◆ WHAT YOU WILL DO
Each line in the entries below that holds the string "الله" is to be listed.

***** EXTRACTED INFORMATION

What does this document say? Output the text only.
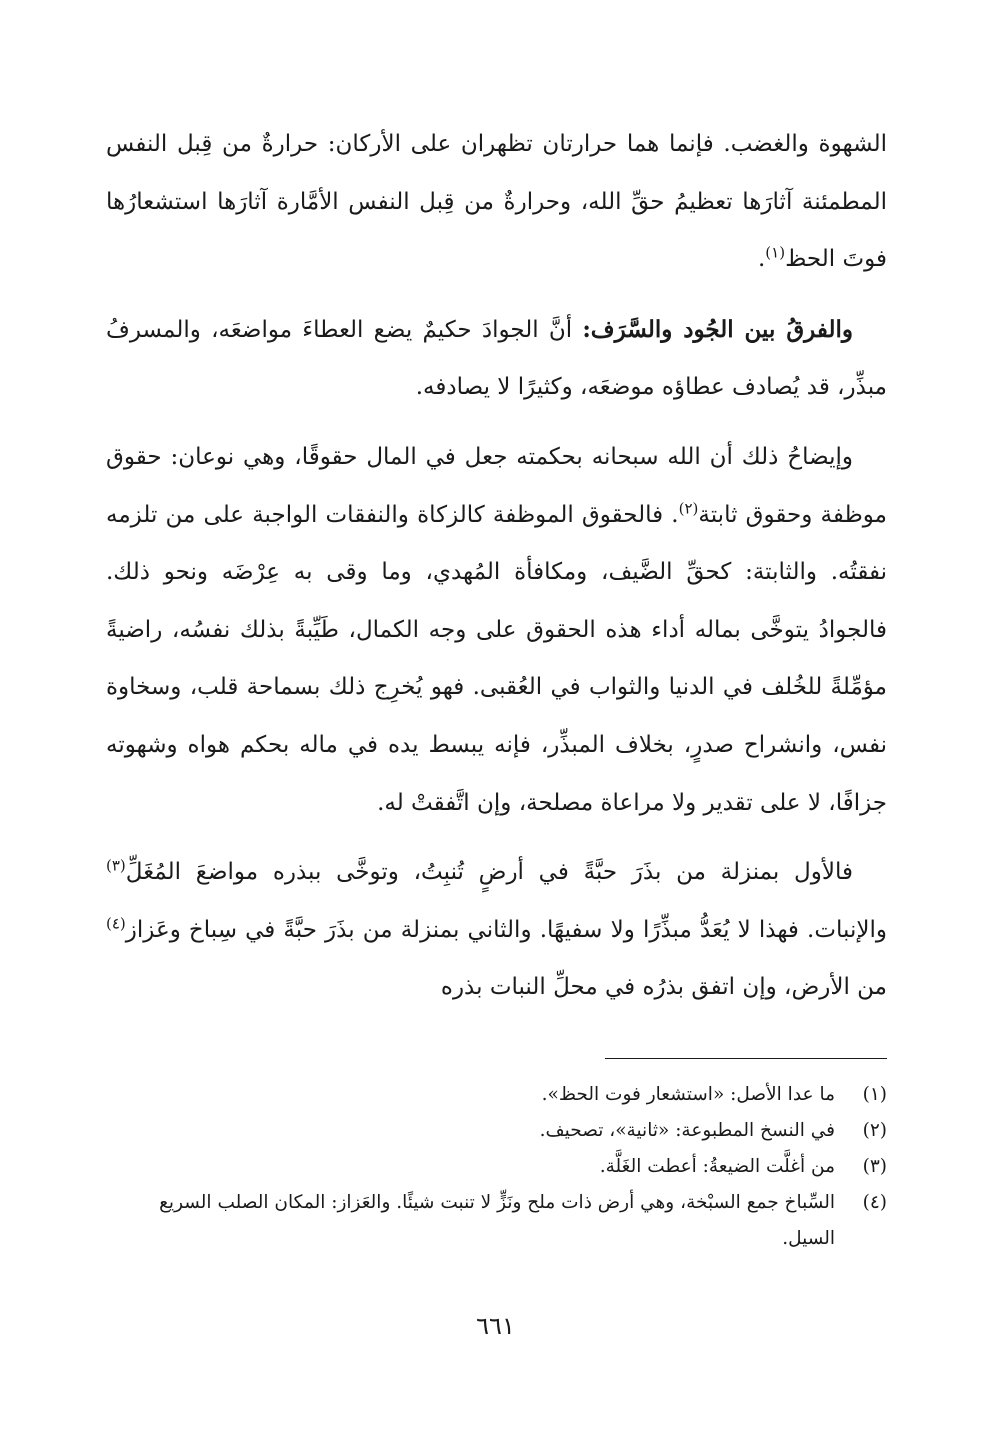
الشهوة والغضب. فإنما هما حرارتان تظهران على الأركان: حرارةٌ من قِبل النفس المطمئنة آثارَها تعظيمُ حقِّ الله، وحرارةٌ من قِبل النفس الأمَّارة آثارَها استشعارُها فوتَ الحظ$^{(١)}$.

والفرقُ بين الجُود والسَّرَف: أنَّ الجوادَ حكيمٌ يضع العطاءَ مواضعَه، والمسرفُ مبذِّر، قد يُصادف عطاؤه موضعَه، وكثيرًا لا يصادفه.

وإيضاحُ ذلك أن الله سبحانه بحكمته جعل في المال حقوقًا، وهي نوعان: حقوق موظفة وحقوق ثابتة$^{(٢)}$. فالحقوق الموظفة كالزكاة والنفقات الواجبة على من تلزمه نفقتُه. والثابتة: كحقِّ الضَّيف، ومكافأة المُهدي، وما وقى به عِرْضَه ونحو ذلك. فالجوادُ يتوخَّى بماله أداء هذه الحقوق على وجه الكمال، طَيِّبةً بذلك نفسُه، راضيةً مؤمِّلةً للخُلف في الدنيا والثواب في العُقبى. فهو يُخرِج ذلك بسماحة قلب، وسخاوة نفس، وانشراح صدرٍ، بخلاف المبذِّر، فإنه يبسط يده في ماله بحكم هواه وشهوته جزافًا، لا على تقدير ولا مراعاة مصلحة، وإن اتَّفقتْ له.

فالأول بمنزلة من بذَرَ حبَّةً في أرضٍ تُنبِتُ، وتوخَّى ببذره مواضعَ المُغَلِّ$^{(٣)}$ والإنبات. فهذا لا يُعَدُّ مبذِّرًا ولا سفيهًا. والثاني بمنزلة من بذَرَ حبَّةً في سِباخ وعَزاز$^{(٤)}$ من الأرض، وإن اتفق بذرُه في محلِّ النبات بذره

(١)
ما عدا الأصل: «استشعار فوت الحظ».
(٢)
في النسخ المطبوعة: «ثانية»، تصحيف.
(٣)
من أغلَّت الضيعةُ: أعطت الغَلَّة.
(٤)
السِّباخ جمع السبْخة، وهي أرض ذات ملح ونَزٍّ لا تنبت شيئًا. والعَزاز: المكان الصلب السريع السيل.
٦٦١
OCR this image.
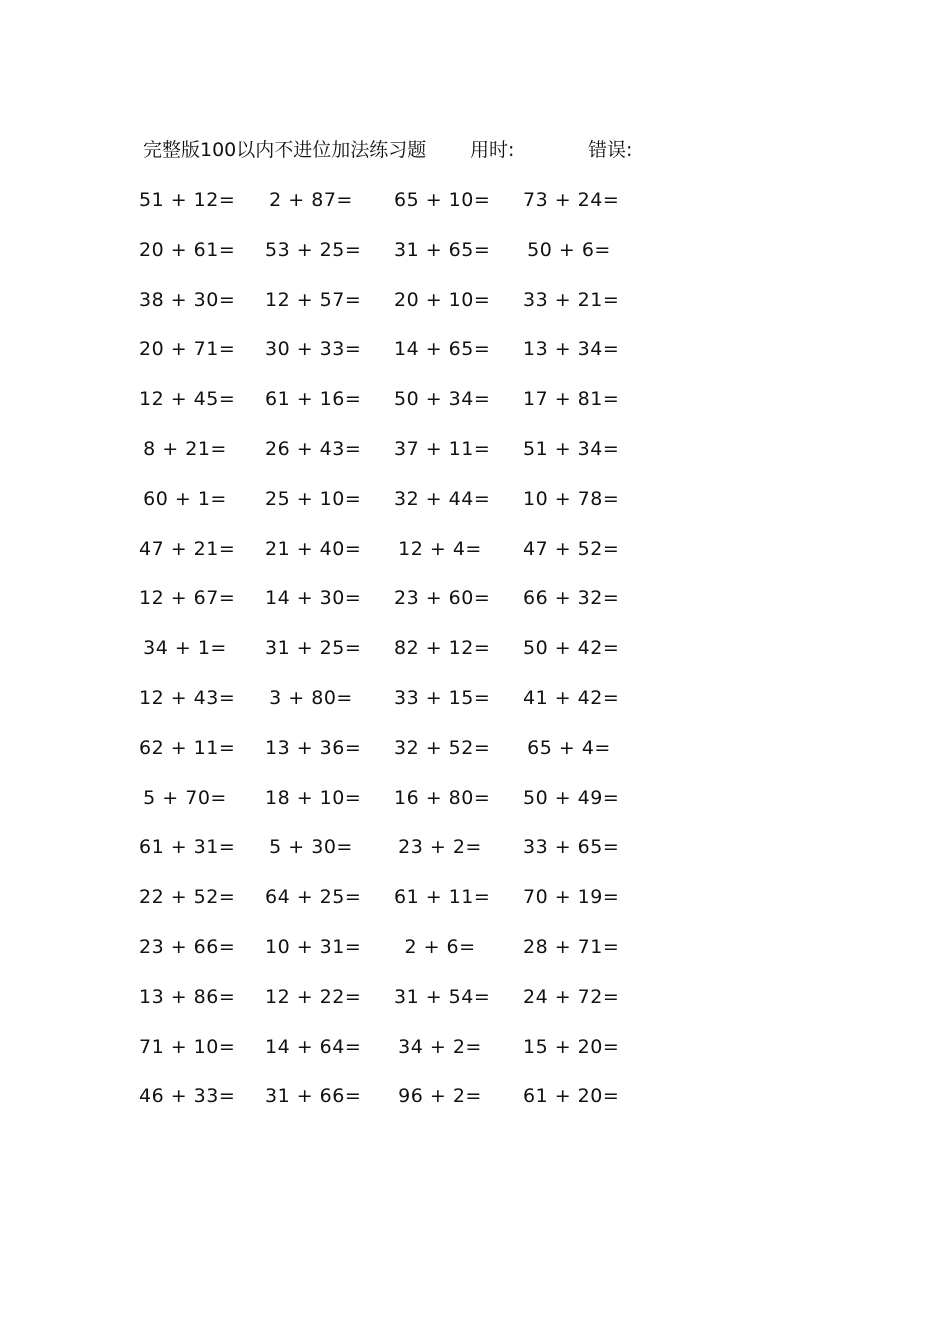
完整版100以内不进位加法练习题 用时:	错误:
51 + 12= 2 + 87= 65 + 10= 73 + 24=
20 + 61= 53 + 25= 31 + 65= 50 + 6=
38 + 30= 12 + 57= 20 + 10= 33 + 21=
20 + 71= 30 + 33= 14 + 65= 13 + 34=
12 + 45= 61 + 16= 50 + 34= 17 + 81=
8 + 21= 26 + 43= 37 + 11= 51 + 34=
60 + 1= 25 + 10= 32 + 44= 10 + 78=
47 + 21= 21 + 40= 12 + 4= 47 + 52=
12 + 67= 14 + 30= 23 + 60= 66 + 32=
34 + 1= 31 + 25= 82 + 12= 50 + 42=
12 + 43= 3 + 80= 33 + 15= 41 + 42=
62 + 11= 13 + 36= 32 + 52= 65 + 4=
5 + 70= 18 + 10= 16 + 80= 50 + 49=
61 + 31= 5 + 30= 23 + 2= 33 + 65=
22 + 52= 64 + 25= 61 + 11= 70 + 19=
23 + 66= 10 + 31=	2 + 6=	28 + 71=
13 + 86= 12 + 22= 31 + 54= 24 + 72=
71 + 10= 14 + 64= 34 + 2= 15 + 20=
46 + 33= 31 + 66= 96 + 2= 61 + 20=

**********

◆ SOLUTION FOR THIS TASK
الشهوة والغضب. فإنما هما حرارتان تظهران على الأركان: حرارةٌ من قِبل النفس المطمئنة آثارَها تعظيمُ حقِّ الله، وحرارةٌ من قِبل النفس الأمَّارة آثارَها استشعارُها فوتَ الحظ$^{(١)}$.
وإيضاحُ ذلك أن الله سبحانه بحكمته جعل في المال حقوقًا، وهي نوعان: حقوق موظفة وحقوق ثابتة$^{(٢)}$. فالحقوق الموظفة كالزكاة والنفقات الواجبة على من تلزمه نفقتُه. والثابتة: كحقِّ الضَّيف، ومكافأة المُهدي، وما وقى به عِرْضَه ونحو ذلك. فالجوادُ يتوخَّى بماله أداء هذه الحقوق على وجه الكمال، طَيِّبةً بذلك نفسُه، راضيةً مؤمِّلةً للخُلف في الدنيا والثواب في العُقبى. فهو يُخرِج ذلك بسماحة قلب، وسخاوة نفس، وانشراح صدرٍ، بخلاف المبذِّر، فإنه يبسط يده في ماله بحكم هواه وشهوته جزافًا، لا على تقدير ولا مراعاة مصلحة، وإن اتَّفقتْ له.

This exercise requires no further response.